— Begin Records to use —

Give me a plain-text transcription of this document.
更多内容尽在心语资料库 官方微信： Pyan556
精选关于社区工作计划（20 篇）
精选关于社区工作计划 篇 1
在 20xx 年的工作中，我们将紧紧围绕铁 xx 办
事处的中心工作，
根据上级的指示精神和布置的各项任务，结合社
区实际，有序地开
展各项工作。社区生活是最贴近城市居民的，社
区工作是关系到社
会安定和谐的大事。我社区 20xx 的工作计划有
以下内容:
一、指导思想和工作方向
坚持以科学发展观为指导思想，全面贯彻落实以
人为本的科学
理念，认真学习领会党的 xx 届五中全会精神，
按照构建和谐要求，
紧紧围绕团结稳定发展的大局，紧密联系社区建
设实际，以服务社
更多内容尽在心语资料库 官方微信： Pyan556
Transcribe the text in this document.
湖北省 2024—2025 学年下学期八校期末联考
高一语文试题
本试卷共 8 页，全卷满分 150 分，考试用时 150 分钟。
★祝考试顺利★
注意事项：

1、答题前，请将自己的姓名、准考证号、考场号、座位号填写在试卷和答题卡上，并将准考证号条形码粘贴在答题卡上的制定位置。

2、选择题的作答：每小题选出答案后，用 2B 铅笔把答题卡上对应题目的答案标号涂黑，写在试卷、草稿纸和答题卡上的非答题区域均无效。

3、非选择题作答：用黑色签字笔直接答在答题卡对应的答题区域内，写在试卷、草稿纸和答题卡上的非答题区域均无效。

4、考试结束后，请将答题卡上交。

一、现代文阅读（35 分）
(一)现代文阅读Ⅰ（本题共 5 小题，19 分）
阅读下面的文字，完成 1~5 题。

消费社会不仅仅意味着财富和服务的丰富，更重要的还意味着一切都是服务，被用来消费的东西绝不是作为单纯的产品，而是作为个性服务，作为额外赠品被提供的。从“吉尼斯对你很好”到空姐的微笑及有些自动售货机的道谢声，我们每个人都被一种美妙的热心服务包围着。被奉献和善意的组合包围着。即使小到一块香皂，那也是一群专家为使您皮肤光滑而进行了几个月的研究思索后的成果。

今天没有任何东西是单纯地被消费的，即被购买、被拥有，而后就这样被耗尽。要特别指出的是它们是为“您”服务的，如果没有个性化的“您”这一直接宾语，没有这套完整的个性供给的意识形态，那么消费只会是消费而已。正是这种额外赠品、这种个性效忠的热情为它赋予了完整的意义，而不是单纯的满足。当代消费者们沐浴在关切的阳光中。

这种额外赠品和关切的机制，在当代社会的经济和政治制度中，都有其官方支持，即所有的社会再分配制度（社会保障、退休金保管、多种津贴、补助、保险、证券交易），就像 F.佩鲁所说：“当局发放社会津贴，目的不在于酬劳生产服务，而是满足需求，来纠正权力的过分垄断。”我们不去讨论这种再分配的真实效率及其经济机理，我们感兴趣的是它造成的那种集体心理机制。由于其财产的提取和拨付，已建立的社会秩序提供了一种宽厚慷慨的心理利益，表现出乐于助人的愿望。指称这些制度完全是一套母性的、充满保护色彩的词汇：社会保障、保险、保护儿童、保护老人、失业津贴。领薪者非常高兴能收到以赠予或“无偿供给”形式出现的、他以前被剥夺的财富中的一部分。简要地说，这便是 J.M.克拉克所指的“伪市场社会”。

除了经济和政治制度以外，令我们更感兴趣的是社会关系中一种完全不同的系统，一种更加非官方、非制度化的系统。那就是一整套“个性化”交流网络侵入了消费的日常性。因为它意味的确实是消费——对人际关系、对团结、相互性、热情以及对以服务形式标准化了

— End Records to use —

■ **Set problem**
Produce a verbatim transcription of the entries above.

■ **Problem solution**
Give me a plain-text transcription of this document.
更多内容尽在心语资料库 官方微信： Pyan556
精选关于社区工作计划（20 篇）
精选关于社区工作计划 篇 1
在 20xx 年的工作中，我们将紧紧围绕铁 xx 办
事处的中心工作，
根据上级的指示精神和布置的各项任务，结合社
区实际，有序地开
展各项工作。社区生活是最贴近城市居民的，社
区工作是关系到社
会安定和谐的大事。我社区 20xx 的工作计划有
以下内容:
一、指导思想和工作方向
坚持以科学发展观为指导思想，全面贯彻落实以
人为本的科学
理念，认真学习领会党的 xx 届五中全会精神，
按照构建和谐要求，
紧紧围绕团结稳定发展的大局，紧密联系社区建
设实际，以服务社
更多内容尽在心语资料库 官方微信： Pyan556
Transcribe the text in this document.
湖北省 2024—2025 学年下学期八校期末联考
高一语文试题
本试卷共 8 页，全卷满分 150 分，考试用时 150 分钟。
★祝考试顺利★
注意事项：

1、答题前，请将自己的姓名、准考证号、考场号、座位号填写在试卷和答题卡上，并将准考证号条形码粘贴在答题卡上的制定位置。

2、选择题的作答：每小题选出答案后，用 2B 铅笔把答题卡上对应题目的答案标号涂黑，写在试卷、草稿纸和答题卡上的非答题区域均无效。

3、非选择题作答：用黑色签字笔直接答在答题卡对应的答题区域内，写在试卷、草稿纸和答题卡上的非答题区域均无效。

4、考试结束后，请将答题卡上交。

一、现代文阅读（35 分）
(一)现代文阅读Ⅰ（本题共 5 小题，19 分）
阅读下面的文字，完成 1~5 题。

消费社会不仅仅意味着财富和服务的丰富，更重要的还意味着一切都是服务，被用来消费的东西绝不是作为单纯的产品，而是作为个性服务，作为额外赠品被提供的。从“吉尼斯对你很好”到空姐的微笑及有些自动售货机的道谢声，我们每个人都被一种美妙的热心服务包围着。被奉献和善意的组合包围着。即使小到一块香皂，那也是一群专家为使您皮肤光滑而进行了几个月的研究思索后的成果。

今天没有任何东西是单纯地被消费的，即被购买、被拥有，而后就这样被耗尽。要特别指出的是它们是为“您”服务的，如果没有个性化的“您”这一直接宾语，没有这套完整的个性供给的意识形态，那么消费只会是消费而已。正是这种额外赠品、这种个性效忠的热情为它赋予了完整的意义，而不是单纯的满足。当代消费者们沐浴在关切的阳光中。

这种额外赠品和关切的机制，在当代社会的经济和政治制度中，都有其官方支持，即所有的社会再分配制度（社会保障、退休金保管、多种津贴、补助、保险、证券交易），就像 F.佩鲁所说：“当局发放社会津贴，目的不在于酬劳生产服务，而是满足需求，来纠正权力的过分垄断。”我们不去讨论这种再分配的真实效率及其经济机理，我们感兴趣的是它造成的那种集体心理机制。由于其财产的提取和拨付，已建立的社会秩序提供了一种宽厚慷慨的心理利益，表现出乐于助人的愿望。指称这些制度完全是一套母性的、充满保护色彩的词汇：社会保障、保险、保护儿童、保护老人、失业津贴。领薪者非常高兴能收到以赠予或“无偿供给”形式出现的、他以前被剥夺的财富中的一部分。简要地说，这便是 J.M.克拉克所指的“伪市场社会”。

除了经济和政治制度以外，令我们更感兴趣的是社会关系中一种完全不同的系统，一种更加非官方、非制度化的系统。那就是一整套“个性化”交流网络侵入了消费的日常性。因为它意味的确实是消费——对人际关系、对团结、相互性、热情以及对以服务形式标准化了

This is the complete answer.